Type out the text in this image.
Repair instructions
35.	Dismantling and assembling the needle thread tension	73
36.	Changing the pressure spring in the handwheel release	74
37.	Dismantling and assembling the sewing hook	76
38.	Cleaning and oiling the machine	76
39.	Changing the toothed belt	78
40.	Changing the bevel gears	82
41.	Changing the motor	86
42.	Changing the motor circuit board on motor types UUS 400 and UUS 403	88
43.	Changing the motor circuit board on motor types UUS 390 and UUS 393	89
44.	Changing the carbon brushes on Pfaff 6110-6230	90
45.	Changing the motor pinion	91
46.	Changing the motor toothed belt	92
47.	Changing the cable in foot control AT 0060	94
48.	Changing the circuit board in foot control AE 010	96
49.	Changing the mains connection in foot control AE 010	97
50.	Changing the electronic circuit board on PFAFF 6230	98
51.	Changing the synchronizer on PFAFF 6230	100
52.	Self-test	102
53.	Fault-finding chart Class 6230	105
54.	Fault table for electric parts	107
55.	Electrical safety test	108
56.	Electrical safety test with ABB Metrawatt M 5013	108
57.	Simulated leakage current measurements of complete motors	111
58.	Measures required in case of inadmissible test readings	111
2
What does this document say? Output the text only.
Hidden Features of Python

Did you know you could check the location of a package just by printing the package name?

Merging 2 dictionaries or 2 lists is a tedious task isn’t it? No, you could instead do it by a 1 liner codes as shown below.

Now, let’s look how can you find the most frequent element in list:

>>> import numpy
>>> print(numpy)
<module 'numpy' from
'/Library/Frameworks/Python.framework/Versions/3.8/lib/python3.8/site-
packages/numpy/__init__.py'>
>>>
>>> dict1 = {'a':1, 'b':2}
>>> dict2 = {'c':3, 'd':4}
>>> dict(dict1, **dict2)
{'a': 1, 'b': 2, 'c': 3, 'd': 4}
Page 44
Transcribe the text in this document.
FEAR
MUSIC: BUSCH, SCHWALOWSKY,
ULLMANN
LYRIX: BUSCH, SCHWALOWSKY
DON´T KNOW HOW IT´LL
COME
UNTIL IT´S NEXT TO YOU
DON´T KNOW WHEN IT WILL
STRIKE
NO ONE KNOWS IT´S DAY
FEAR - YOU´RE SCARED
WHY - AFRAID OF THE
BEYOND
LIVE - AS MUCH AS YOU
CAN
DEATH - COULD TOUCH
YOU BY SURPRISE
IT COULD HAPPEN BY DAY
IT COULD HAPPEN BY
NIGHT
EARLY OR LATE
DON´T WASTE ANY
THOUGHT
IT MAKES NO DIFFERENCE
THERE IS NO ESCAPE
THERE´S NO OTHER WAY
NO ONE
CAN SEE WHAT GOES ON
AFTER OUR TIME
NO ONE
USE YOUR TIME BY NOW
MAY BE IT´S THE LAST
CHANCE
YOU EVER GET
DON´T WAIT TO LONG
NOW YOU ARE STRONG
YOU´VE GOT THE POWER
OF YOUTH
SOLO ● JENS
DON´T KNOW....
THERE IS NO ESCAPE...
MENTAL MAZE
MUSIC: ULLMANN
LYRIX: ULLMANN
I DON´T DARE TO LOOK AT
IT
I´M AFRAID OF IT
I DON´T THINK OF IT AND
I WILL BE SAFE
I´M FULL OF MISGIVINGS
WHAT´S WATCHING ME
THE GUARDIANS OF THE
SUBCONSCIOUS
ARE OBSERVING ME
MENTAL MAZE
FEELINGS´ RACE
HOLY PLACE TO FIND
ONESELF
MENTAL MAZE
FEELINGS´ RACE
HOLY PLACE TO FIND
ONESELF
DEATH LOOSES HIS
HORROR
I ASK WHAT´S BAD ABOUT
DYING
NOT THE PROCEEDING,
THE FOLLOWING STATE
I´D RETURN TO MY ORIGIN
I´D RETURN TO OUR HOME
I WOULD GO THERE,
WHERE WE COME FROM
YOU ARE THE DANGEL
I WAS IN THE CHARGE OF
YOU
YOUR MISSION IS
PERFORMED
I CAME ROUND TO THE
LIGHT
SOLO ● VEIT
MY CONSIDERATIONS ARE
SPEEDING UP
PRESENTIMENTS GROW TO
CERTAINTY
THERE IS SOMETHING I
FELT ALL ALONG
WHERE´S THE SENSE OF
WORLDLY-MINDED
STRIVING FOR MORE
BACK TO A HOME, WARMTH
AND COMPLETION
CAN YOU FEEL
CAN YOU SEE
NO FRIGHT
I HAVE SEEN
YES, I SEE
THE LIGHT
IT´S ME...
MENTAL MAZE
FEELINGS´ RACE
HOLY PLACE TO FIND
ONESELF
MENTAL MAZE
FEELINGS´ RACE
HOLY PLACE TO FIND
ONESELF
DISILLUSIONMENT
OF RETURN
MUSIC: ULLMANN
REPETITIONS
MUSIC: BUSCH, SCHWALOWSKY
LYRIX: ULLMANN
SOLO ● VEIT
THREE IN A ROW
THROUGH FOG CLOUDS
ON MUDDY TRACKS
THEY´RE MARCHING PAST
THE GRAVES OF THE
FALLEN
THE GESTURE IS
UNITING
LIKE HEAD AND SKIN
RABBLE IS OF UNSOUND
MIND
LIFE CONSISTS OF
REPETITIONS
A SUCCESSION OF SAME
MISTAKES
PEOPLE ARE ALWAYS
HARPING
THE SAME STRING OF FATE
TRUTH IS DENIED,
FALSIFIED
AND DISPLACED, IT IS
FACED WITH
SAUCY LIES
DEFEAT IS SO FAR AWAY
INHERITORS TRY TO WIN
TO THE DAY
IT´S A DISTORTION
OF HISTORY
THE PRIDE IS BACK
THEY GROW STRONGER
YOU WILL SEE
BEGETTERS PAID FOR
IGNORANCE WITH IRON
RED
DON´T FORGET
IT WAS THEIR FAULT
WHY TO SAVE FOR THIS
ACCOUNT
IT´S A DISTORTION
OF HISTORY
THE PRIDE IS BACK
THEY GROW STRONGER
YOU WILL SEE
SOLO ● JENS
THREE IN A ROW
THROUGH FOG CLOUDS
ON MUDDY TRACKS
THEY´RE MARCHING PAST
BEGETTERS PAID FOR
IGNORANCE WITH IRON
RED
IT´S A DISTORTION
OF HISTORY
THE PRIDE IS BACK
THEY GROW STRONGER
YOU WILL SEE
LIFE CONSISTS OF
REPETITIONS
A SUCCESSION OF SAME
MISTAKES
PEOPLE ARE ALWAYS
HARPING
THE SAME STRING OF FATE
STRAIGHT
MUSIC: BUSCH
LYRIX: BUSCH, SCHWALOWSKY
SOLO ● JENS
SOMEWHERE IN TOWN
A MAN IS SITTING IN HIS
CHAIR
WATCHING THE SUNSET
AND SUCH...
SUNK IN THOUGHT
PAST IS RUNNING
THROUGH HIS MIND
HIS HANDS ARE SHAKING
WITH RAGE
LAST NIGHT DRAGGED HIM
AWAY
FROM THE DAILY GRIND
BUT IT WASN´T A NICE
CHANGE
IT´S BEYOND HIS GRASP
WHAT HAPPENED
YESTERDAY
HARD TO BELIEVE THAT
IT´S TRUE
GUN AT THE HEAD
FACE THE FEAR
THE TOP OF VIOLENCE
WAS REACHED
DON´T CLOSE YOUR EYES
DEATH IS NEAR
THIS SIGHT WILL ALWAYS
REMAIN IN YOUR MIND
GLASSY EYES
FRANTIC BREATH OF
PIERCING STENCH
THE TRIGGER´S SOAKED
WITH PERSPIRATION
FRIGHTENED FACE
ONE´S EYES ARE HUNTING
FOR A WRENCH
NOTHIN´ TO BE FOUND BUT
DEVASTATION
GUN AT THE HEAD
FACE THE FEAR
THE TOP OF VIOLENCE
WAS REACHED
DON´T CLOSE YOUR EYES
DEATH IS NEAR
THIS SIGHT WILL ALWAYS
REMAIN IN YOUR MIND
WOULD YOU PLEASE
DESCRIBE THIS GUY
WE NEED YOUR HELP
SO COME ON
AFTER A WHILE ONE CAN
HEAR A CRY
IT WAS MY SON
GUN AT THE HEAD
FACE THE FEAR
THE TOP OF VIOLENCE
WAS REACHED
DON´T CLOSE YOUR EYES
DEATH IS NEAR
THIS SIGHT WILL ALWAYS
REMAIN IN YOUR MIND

==========

For each line in the data above that contains the string "RETURN", extract the line.

[Task output]
I´D RETURN TO MY ORIGIN
I´D RETURN TO OUR HOME
OF RETURN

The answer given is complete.